**TASK DESCRIPTION:**
Your task is to tally the lines of the listing containing the word "means" and report the figure alone.

**Extracted records:**
....

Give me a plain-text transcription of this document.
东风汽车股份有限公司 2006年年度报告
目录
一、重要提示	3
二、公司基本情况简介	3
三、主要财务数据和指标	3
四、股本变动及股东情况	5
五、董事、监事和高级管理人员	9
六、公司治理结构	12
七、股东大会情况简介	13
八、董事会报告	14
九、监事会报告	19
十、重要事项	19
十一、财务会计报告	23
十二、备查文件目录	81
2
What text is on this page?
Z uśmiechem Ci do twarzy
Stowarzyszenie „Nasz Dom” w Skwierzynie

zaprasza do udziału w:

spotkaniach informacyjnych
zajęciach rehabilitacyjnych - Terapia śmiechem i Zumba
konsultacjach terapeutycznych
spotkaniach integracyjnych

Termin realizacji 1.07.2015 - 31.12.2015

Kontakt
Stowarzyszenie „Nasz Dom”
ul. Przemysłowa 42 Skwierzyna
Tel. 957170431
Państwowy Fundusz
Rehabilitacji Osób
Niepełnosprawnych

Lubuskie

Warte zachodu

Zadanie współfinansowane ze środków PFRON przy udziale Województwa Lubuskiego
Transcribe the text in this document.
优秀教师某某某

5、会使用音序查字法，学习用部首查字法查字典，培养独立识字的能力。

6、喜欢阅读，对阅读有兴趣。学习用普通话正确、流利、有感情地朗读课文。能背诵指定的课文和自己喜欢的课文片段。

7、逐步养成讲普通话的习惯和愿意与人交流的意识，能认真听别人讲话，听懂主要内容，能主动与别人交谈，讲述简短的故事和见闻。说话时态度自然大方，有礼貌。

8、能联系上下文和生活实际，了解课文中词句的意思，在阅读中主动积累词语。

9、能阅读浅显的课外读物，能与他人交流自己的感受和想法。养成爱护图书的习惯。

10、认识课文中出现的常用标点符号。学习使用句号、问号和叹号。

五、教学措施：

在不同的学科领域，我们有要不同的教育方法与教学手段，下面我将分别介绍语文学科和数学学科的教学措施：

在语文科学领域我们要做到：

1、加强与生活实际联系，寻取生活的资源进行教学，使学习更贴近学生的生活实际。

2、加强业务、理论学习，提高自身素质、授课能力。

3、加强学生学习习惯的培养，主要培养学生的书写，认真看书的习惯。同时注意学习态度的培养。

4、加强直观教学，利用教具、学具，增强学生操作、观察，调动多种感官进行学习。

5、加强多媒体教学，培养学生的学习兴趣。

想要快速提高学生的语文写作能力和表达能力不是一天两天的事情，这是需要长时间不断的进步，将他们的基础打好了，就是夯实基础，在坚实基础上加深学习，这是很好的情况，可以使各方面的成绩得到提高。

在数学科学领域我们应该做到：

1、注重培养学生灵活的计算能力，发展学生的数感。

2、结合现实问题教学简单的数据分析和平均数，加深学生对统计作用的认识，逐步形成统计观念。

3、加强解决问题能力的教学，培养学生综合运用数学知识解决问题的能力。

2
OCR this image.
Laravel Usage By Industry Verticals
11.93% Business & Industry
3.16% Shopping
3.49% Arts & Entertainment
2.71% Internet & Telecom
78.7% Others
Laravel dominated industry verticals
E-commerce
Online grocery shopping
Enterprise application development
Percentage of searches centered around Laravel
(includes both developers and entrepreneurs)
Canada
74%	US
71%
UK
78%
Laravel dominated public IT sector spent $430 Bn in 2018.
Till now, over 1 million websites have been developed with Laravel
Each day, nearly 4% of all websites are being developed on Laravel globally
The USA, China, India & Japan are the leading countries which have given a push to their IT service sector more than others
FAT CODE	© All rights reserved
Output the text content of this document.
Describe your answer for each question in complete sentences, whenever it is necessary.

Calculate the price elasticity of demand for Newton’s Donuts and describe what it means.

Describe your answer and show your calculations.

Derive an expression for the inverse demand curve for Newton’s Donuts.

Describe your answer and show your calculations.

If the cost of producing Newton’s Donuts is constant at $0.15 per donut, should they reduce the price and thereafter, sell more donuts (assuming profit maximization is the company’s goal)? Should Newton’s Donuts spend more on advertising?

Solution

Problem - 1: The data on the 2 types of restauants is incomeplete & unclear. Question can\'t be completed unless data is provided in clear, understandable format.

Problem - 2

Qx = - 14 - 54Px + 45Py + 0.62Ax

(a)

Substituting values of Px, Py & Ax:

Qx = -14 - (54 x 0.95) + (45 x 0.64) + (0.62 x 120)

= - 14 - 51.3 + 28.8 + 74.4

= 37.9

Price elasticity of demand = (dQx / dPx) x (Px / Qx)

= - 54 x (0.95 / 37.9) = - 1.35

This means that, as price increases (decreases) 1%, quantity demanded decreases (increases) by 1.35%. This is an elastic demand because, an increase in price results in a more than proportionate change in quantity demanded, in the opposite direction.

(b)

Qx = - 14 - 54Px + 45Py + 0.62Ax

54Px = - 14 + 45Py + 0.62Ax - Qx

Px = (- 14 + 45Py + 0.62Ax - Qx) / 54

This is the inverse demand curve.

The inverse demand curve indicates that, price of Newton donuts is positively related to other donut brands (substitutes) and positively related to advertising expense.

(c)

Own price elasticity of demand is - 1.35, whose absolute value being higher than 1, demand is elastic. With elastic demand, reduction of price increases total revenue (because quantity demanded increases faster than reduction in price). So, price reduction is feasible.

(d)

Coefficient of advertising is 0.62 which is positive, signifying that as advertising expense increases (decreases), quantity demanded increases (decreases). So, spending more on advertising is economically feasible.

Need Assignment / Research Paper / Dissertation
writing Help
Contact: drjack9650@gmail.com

....

**FINISHED ANSWER:**
2